In the data, extract each line that holds the string "темно".

++++++

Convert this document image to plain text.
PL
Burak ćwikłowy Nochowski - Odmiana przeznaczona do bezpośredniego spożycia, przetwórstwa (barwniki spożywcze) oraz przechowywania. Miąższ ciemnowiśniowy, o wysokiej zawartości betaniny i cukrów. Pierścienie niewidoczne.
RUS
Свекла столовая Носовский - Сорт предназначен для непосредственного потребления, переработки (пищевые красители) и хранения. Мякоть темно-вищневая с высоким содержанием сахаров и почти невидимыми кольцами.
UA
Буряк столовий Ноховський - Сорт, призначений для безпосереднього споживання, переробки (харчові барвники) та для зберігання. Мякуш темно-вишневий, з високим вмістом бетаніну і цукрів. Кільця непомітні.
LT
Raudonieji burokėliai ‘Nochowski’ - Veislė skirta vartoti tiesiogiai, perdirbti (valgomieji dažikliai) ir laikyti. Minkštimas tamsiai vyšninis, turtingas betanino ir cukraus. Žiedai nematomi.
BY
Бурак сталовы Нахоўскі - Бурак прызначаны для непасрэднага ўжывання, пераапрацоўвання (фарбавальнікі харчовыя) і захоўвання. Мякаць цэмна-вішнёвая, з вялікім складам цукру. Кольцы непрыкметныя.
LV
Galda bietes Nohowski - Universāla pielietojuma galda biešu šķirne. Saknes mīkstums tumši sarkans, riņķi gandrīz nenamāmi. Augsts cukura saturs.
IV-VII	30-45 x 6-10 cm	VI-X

++++++

### EXERCISE OUTPUT
Свекла столовая Носовский - Сорт предназначен для непосредственного потребления, переработки (пищевые красители) и хранения. Мякоть темно-вищневая с высоким содержанием сахаров и почти невидимыми кольцами.
Буряк столовий Ноховський - Сорт, призначений для безпосереднього споживання, переробки (харчові барвники) та для зберігання. Мякуш темно-вишневий, з високим вмістом бетаніну і цукрів. Кільця непомітні.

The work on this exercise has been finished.